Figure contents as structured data
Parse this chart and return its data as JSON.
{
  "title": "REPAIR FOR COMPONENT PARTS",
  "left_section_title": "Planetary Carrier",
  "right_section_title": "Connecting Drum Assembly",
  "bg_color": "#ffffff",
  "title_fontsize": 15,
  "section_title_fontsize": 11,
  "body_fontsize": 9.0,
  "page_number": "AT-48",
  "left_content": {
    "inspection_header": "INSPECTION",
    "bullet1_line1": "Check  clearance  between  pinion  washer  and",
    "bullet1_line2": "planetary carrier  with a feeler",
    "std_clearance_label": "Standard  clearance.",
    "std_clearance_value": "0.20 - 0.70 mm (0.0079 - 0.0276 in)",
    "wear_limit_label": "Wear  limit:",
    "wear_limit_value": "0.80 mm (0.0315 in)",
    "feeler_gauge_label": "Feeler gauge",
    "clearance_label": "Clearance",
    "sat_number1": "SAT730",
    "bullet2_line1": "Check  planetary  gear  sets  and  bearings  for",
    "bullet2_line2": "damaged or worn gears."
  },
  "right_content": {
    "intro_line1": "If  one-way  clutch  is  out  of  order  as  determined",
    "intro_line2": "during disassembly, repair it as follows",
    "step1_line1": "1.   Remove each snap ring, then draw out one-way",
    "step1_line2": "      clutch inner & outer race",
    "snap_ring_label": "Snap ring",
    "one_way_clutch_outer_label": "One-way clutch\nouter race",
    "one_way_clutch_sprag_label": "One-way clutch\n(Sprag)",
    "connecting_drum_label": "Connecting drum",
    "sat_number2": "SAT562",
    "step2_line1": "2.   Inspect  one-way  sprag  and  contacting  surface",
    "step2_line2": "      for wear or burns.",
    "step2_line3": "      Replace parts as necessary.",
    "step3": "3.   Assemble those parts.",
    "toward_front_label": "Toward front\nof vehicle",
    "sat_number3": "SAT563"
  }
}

### Direction:
Take the entries above and transcribe them exactly.

### Finished task:
Parse this chart and return its data as JSON.
{
  "title": "REPAIR FOR COMPONENT PARTS",
  "left_section_title": "Planetary Carrier",
  "right_section_title": "Connecting Drum Assembly",
  "bg_color": "#ffffff",
  "title_fontsize": 15,
  "section_title_fontsize": 11,
  "body_fontsize": 9.0,
  "page_number": "AT-48",
  "left_content": {
    "inspection_header": "INSPECTION",
    "bullet1_line1": "Check  clearance  between  pinion  washer  and",
    "bullet1_line2": "planetary carrier  with a feeler",
    "std_clearance_label": "Standard  clearance.",
    "std_clearance_value": "0.20 - 0.70 mm (0.0079 - 0.0276 in)",
    "wear_limit_label": "Wear  limit:",
    "wear_limit_value": "0.80 mm (0.0315 in)",
    "feeler_gauge_label": "Feeler gauge",
    "clearance_label": "Clearance",
    "sat_number1": "SAT730",
    "bullet2_line1": "Check  planetary  gear  sets  and  bearings  for",
    "bullet2_line2": "damaged or worn gears."
  },
  "right_content": {
    "intro_line1": "If  one-way  clutch  is  out  of  order  as  determined",
    "intro_line2": "during disassembly, repair it as follows",
    "step1_line1": "1.   Remove each snap ring, then draw out one-way",
    "step1_line2": "      clutch inner & outer race",
    "snap_ring_label": "Snap ring",
    "one_way_clutch_outer_label": "One-way clutch\nouter race",
    "one_way_clutch_sprag_label": "One-way clutch\n(Sprag)",
    "connecting_drum_label": "Connecting drum",
    "sat_number2": "SAT562",
    "step2_line1": "2.   Inspect  one-way  sprag  and  contacting  surface",
    "step2_line2": "      for wear or burns.",
    "step2_line3": "      Replace parts as necessary.",
    "step3": "3.   Assemble those parts.",
    "toward_front_label": "Toward front\nof vehicle",
    "sat_number3": "SAT563"
  }
}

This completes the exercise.